(RECORDED DATA)
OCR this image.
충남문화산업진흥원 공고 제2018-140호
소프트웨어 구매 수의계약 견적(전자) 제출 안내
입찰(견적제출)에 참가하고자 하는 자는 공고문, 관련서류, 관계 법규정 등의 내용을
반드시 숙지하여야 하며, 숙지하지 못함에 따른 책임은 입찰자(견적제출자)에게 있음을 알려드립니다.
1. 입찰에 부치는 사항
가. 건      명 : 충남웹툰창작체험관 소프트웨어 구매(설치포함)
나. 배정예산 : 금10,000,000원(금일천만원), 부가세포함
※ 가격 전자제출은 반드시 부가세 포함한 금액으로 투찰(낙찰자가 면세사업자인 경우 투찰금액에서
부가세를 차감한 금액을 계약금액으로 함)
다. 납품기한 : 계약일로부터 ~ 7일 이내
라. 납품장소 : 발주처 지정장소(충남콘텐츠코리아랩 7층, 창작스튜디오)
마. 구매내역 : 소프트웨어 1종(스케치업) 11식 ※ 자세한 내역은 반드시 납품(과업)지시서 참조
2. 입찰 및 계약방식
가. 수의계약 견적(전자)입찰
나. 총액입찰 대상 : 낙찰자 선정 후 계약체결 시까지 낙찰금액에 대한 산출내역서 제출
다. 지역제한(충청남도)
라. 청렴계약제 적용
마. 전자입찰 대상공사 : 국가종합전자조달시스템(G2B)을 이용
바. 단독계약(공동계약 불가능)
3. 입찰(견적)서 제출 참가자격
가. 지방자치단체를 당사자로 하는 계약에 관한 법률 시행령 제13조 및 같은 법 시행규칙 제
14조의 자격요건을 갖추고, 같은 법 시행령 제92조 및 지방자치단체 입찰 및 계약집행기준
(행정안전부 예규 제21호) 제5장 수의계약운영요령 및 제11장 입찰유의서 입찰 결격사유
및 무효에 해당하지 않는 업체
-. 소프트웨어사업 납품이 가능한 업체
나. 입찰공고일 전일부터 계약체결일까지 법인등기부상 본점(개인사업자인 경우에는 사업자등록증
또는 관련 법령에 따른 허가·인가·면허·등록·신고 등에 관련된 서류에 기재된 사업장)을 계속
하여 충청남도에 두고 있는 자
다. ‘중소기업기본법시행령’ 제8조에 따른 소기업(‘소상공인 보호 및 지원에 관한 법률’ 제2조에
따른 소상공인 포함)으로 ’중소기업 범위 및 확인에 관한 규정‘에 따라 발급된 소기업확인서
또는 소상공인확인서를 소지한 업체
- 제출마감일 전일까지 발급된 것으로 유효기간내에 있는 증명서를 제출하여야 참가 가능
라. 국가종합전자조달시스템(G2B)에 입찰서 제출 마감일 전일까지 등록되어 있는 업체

(PROBLEM TO SOLVE) Write out every line of the preceding listing that contains "국가종합전자조달시스템".

(THE COMPLETED TASK)
마. 전자입찰 대상공사 : 국가종합전자조달시스템(G2B)을 이용
라. 국가종합전자조달시스템(G2B)에 입찰서 제출 마감일 전일까지 등록되어 있는 업체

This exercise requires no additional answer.